BEGIN
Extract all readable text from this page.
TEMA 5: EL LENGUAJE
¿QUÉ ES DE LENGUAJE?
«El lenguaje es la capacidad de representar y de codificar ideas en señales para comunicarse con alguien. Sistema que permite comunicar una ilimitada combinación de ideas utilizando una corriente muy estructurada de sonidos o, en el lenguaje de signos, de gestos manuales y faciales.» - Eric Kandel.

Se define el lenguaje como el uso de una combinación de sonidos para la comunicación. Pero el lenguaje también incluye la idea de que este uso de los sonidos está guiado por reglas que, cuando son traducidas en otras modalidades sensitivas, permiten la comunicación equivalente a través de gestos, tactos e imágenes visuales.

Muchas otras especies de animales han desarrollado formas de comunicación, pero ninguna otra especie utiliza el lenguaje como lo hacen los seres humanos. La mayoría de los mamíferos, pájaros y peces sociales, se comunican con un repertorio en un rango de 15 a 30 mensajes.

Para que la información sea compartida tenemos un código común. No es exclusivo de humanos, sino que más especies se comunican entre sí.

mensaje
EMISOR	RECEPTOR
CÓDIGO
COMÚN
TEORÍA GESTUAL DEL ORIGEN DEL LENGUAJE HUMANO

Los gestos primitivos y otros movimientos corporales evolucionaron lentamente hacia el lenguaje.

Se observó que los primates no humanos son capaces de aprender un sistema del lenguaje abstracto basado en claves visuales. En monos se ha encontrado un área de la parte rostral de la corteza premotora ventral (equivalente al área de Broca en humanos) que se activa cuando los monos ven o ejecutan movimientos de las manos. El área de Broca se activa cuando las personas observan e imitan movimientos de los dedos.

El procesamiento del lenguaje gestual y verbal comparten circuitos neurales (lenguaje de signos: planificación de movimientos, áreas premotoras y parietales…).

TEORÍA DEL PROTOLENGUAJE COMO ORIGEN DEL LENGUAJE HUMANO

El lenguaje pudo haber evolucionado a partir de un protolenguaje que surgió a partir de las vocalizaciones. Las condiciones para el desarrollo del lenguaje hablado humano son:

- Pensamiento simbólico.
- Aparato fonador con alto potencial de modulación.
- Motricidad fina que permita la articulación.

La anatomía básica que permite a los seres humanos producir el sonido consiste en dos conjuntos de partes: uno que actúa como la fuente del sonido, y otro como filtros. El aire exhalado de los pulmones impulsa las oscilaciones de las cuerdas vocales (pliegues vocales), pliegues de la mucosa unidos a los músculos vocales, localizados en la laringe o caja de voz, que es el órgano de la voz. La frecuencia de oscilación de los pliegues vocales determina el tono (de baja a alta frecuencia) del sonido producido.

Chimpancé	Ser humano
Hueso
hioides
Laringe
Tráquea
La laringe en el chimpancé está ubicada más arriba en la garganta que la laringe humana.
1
END
WHAT YOU SHOULD DO
All of the data needs to be reproduced exactly, with no line missing.

SOLUTION
Extract all readable text from this page.
TEMA 5: EL LENGUAJE
¿QUÉ ES DE LENGUAJE?
«El lenguaje es la capacidad de representar y de codificar ideas en señales para comunicarse con alguien. Sistema que permite comunicar una ilimitada combinación de ideas utilizando una corriente muy estructurada de sonidos o, en el lenguaje de signos, de gestos manuales y faciales.» - Eric Kandel.

Se define el lenguaje como el uso de una combinación de sonidos para la comunicación. Pero el lenguaje también incluye la idea de que este uso de los sonidos está guiado por reglas que, cuando son traducidas en otras modalidades sensitivas, permiten la comunicación equivalente a través de gestos, tactos e imágenes visuales.

Muchas otras especies de animales han desarrollado formas de comunicación, pero ninguna otra especie utiliza el lenguaje como lo hacen los seres humanos. La mayoría de los mamíferos, pájaros y peces sociales, se comunican con un repertorio en un rango de 15 a 30 mensajes.

Para que la información sea compartida tenemos un código común. No es exclusivo de humanos, sino que más especies se comunican entre sí.

mensaje
EMISOR	RECEPTOR
CÓDIGO
COMÚN
TEORÍA GESTUAL DEL ORIGEN DEL LENGUAJE HUMANO

Los gestos primitivos y otros movimientos corporales evolucionaron lentamente hacia el lenguaje.

Se observó que los primates no humanos son capaces de aprender un sistema del lenguaje abstracto basado en claves visuales. En monos se ha encontrado un área de la parte rostral de la corteza premotora ventral (equivalente al área de Broca en humanos) que se activa cuando los monos ven o ejecutan movimientos de las manos. El área de Broca se activa cuando las personas observan e imitan movimientos de los dedos.

El procesamiento del lenguaje gestual y verbal comparten circuitos neurales (lenguaje de signos: planificación de movimientos, áreas premotoras y parietales…).

TEORÍA DEL PROTOLENGUAJE COMO ORIGEN DEL LENGUAJE HUMANO

El lenguaje pudo haber evolucionado a partir de un protolenguaje que surgió a partir de las vocalizaciones. Las condiciones para el desarrollo del lenguaje hablado humano son:

- Pensamiento simbólico.
- Aparato fonador con alto potencial de modulación.
- Motricidad fina que permita la articulación.

La anatomía básica que permite a los seres humanos producir el sonido consiste en dos conjuntos de partes: uno que actúa como la fuente del sonido, y otro como filtros. El aire exhalado de los pulmones impulsa las oscilaciones de las cuerdas vocales (pliegues vocales), pliegues de la mucosa unidos a los músculos vocales, localizados en la laringe o caja de voz, que es el órgano de la voz. La frecuencia de oscilación de los pliegues vocales determina el tono (de baja a alta frecuencia) del sonido producido.

Chimpancé	Ser humano
Hueso
hioides
Laringe
Tráquea
La laringe en el chimpancé está ubicada más arriba en la garganta que la laringe humana.
1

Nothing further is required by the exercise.